BEGIN MATERIAL TO PROCESS

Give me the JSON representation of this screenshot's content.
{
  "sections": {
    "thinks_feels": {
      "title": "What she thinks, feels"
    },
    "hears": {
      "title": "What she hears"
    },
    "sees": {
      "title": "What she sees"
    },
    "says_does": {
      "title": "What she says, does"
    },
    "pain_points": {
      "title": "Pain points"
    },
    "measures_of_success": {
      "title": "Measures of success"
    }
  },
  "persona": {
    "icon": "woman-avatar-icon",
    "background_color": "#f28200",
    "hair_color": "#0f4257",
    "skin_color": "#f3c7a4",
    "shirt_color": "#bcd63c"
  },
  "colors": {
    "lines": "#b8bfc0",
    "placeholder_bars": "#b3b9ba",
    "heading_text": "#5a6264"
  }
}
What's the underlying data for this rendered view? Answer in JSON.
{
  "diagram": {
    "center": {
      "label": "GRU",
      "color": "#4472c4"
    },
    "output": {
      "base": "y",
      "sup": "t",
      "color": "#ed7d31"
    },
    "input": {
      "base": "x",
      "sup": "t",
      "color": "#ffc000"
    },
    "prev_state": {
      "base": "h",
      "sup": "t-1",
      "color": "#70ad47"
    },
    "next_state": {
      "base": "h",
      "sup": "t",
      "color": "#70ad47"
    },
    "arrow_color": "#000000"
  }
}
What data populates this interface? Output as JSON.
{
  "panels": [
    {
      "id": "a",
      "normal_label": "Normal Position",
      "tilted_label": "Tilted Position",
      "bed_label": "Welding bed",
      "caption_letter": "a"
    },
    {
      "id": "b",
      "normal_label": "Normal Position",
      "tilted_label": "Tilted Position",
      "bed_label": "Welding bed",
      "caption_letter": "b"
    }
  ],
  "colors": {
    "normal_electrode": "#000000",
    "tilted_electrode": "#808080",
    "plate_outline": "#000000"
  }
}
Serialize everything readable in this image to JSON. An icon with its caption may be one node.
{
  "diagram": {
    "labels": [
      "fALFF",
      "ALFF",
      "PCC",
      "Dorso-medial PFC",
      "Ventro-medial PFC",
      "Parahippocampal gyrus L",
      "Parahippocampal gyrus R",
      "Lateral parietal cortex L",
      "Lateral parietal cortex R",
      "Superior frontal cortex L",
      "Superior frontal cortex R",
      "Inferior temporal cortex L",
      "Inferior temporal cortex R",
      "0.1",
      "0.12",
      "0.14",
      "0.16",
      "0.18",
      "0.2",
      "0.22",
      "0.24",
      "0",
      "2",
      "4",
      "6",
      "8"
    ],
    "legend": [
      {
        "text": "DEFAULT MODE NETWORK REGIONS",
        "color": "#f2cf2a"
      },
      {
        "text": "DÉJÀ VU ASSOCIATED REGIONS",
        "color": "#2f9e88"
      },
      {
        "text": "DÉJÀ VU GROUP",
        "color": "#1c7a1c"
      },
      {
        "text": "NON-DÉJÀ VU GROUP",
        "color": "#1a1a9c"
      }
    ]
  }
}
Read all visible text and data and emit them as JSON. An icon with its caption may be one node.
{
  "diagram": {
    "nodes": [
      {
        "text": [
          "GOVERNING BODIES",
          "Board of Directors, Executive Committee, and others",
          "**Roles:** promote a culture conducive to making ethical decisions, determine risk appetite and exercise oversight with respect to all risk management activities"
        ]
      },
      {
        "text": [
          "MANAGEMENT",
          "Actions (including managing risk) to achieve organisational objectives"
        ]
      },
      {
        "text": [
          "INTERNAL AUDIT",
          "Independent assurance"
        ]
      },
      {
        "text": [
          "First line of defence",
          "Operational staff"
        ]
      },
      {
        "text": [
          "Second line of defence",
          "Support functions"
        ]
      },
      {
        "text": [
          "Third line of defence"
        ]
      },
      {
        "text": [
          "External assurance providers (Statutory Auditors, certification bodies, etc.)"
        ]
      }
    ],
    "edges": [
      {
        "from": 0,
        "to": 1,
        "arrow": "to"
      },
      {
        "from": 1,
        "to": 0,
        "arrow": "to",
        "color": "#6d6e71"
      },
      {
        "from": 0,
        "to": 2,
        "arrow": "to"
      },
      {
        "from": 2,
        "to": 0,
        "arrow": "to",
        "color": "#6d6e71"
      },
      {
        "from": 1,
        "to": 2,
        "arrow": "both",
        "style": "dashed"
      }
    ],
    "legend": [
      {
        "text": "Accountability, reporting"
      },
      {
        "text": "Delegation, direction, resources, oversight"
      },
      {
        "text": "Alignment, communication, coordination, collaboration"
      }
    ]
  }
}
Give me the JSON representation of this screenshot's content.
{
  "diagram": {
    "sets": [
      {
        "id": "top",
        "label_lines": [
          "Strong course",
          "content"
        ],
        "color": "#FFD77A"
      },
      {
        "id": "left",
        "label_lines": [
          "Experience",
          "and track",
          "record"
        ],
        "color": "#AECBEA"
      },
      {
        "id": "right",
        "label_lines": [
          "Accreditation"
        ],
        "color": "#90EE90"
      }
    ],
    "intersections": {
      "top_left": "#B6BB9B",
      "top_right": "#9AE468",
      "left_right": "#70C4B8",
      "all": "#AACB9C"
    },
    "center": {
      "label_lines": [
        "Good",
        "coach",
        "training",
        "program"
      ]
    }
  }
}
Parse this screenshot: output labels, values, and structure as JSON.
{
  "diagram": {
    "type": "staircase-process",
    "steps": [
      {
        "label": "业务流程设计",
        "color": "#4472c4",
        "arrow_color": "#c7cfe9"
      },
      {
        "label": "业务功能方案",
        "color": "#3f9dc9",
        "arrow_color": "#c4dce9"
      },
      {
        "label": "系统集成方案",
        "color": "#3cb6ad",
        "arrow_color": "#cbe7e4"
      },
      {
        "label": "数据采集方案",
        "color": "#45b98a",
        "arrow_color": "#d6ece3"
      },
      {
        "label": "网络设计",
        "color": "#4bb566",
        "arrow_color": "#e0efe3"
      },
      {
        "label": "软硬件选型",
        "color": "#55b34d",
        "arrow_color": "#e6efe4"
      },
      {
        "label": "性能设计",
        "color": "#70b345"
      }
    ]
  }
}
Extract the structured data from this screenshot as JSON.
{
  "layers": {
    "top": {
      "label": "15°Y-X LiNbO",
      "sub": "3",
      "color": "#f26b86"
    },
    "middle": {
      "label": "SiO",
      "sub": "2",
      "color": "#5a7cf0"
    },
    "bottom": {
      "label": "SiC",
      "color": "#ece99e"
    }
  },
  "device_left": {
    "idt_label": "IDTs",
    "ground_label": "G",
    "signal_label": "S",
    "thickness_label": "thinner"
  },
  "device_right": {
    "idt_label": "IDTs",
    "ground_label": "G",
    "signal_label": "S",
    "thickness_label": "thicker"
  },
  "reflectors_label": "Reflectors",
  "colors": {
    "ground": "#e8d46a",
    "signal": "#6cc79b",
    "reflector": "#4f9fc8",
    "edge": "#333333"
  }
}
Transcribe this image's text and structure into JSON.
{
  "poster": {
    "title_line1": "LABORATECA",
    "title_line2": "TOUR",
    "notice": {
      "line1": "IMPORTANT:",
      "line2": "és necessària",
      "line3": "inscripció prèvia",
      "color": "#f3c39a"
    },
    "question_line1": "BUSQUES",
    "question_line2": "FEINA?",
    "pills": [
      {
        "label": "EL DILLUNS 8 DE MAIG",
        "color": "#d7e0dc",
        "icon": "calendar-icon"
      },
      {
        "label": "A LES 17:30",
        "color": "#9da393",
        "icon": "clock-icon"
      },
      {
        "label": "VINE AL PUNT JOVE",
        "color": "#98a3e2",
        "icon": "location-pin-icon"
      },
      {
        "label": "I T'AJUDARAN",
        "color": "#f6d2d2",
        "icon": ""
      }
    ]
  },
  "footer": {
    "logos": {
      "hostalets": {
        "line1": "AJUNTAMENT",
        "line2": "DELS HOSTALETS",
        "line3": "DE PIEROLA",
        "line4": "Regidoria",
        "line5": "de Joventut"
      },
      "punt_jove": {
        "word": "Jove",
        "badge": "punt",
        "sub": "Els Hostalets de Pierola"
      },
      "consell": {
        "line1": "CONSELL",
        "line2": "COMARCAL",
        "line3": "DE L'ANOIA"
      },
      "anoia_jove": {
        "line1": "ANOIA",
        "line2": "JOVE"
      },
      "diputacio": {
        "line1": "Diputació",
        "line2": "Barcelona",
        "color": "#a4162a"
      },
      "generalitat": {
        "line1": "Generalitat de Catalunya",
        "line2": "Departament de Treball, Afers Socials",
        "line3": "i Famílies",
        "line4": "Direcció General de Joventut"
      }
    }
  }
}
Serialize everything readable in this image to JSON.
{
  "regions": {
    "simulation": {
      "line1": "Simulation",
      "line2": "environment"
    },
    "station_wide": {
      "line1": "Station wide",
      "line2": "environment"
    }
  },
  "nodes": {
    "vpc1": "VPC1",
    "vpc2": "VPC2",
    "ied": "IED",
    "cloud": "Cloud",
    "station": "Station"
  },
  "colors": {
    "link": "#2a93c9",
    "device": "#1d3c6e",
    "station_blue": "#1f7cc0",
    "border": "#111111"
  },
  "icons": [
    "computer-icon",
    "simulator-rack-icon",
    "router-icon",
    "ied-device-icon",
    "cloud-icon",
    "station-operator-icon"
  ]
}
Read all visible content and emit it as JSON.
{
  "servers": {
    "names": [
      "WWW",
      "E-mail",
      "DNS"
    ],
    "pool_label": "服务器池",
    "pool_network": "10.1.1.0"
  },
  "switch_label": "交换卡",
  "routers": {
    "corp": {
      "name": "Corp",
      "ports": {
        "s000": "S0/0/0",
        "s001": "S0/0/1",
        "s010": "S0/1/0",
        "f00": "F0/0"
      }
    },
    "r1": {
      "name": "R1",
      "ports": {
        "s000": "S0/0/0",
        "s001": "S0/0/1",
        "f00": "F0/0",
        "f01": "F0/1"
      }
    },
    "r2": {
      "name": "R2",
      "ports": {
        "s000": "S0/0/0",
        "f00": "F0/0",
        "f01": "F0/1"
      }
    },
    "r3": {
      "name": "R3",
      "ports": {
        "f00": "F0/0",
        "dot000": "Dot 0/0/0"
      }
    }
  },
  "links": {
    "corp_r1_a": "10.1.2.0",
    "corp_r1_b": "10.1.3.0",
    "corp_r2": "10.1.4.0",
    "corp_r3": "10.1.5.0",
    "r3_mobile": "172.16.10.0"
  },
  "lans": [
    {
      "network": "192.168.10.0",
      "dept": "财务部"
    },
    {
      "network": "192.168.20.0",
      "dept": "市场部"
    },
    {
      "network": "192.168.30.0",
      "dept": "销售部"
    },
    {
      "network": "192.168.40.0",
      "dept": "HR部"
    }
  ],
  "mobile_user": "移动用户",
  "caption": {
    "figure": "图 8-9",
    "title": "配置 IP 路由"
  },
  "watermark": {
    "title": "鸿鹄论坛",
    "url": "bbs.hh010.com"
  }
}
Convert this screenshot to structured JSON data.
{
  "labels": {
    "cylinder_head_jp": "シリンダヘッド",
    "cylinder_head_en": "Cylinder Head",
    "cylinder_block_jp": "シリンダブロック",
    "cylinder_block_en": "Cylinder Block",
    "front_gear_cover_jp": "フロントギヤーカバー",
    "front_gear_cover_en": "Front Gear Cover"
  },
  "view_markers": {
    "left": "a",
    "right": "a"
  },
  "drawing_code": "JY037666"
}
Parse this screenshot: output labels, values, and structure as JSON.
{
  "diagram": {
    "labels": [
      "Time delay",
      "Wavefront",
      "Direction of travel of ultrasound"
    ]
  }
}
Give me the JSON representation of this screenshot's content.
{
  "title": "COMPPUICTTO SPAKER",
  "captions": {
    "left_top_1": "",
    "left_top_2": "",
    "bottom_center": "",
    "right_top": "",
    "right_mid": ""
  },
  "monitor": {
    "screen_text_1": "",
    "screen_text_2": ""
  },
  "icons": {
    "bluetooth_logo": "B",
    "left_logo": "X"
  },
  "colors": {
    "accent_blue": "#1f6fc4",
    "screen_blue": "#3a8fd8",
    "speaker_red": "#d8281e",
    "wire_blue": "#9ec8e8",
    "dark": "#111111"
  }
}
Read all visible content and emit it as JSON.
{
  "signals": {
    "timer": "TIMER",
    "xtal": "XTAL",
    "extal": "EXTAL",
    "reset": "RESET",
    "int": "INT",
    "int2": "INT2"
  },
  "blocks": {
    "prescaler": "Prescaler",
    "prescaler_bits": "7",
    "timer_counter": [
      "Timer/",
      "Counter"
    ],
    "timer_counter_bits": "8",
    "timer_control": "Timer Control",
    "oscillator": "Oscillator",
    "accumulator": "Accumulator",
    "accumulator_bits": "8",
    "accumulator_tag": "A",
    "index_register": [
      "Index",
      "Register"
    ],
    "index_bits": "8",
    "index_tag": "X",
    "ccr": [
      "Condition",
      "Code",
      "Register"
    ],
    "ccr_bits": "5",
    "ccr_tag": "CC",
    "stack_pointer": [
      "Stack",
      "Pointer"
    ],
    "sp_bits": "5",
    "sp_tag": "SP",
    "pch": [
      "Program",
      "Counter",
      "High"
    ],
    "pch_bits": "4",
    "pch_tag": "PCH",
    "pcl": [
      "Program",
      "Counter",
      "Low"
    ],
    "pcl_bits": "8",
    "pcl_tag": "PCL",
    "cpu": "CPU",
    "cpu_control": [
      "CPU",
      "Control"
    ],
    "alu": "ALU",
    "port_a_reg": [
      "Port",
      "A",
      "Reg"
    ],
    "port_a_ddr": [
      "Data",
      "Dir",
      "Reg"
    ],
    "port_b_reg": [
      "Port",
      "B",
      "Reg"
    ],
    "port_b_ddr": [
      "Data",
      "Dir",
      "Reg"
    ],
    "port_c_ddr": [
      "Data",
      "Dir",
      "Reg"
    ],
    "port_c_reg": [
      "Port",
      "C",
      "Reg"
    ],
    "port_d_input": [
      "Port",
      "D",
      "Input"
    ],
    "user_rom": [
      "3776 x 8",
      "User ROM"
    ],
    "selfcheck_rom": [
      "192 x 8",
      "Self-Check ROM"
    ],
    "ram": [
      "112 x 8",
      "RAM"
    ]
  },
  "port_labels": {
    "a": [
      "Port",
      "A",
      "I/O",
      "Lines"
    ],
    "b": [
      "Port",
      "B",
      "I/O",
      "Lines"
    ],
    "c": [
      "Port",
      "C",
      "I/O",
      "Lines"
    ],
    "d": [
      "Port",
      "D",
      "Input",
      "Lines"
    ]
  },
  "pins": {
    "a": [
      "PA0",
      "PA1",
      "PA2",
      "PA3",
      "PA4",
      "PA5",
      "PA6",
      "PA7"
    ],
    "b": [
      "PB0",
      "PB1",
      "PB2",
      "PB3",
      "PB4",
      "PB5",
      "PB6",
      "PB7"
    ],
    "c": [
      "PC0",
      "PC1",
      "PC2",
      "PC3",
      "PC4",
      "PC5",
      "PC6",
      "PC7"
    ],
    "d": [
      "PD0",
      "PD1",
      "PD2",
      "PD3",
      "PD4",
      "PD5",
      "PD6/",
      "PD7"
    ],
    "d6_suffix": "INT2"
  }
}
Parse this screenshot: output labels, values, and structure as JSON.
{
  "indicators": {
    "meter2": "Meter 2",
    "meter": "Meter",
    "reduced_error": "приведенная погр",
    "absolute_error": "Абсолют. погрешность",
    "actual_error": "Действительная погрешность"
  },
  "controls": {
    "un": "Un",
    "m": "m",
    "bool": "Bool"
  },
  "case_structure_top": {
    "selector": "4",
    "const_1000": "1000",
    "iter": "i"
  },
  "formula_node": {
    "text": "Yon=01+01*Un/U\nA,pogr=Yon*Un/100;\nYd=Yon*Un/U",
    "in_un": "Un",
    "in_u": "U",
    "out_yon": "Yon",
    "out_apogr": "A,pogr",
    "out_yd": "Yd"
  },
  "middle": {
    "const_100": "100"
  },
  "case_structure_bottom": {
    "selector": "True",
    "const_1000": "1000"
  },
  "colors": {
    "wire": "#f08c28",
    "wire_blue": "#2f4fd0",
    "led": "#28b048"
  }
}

END MATERIAL TO PROCESS

## EXERCISE OBJECTIVE
Search the entries for the word "frontal" and pick out every line that holds it.

## RESULT FOR THIS EXERCISE
      "Superior frontal cortex L",
      "Superior frontal cortex R",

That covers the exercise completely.